* WHAT TO WORK ON *
Take every line from the material that has the word "steps" in it.

* PROVIDED ENTRIES *
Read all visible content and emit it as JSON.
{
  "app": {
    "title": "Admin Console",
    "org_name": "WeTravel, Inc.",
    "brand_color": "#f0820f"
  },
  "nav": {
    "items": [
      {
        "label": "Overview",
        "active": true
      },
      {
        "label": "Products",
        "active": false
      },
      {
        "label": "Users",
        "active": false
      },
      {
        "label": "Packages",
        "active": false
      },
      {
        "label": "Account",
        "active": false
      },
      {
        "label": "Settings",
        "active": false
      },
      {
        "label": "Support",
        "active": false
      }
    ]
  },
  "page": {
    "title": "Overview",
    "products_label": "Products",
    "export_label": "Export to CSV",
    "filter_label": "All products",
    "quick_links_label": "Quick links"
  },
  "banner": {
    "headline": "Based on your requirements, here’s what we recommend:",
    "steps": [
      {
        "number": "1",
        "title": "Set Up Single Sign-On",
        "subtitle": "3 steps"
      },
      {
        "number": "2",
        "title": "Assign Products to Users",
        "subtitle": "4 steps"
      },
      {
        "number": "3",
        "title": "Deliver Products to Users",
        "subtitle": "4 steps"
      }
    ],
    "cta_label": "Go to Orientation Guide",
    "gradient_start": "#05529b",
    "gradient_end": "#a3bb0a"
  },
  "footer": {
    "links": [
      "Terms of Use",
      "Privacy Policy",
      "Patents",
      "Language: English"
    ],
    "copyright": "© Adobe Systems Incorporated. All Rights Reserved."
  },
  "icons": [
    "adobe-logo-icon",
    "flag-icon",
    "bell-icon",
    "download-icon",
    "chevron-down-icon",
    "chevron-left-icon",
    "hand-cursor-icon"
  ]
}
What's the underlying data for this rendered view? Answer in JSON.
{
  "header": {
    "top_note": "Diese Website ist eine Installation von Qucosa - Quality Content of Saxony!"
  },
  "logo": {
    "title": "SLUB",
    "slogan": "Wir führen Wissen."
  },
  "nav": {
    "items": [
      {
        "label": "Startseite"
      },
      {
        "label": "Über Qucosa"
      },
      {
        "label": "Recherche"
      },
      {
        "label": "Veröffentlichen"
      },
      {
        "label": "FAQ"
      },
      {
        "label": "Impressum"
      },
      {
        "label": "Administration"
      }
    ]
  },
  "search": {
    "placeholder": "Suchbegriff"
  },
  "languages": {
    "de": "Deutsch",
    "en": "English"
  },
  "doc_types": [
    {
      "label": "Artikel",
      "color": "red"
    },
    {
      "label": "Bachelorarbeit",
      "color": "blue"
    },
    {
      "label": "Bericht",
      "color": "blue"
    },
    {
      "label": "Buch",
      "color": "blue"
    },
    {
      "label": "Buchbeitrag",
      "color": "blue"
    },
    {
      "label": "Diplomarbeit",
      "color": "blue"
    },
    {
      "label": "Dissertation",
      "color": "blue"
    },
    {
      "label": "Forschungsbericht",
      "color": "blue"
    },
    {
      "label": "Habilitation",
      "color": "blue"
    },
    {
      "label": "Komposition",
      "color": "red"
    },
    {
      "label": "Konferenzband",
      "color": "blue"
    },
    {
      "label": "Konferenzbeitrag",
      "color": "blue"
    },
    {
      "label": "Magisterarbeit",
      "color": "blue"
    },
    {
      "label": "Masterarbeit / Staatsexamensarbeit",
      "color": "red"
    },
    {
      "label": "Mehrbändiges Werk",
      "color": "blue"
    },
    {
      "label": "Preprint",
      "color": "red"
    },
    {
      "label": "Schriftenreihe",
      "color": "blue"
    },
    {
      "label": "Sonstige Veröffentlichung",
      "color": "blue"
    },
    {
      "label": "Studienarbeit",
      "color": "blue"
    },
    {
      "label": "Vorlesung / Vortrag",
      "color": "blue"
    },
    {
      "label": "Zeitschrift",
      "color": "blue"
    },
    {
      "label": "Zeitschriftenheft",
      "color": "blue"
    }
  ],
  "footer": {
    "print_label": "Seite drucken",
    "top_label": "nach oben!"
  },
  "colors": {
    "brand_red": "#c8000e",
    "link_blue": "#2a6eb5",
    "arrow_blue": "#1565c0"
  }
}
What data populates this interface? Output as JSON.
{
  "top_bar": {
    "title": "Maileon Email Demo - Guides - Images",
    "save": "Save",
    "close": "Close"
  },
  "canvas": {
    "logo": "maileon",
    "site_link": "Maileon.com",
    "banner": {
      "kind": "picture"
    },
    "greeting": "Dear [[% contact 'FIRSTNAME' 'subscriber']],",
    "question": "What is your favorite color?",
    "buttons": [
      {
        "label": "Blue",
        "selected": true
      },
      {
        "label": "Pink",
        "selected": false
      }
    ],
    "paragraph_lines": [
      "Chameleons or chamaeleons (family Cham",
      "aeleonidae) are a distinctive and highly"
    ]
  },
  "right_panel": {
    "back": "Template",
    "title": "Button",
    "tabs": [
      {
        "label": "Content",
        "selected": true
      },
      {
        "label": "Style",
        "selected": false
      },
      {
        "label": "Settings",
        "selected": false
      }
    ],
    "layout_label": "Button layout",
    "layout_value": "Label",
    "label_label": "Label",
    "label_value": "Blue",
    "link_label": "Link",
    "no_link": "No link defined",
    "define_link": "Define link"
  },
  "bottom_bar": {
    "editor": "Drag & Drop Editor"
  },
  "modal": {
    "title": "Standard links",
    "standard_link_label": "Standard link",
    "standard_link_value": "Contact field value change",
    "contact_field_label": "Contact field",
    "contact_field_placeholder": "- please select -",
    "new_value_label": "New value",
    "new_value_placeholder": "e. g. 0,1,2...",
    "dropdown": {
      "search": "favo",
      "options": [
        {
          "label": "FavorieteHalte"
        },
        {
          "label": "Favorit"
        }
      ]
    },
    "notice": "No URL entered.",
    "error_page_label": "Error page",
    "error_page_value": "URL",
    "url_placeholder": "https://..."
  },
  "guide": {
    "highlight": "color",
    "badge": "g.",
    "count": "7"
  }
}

* REPLY *
    "steps": [
        "subtitle": "3 steps"
        "subtitle": "4 steps"
        "subtitle": "4 steps"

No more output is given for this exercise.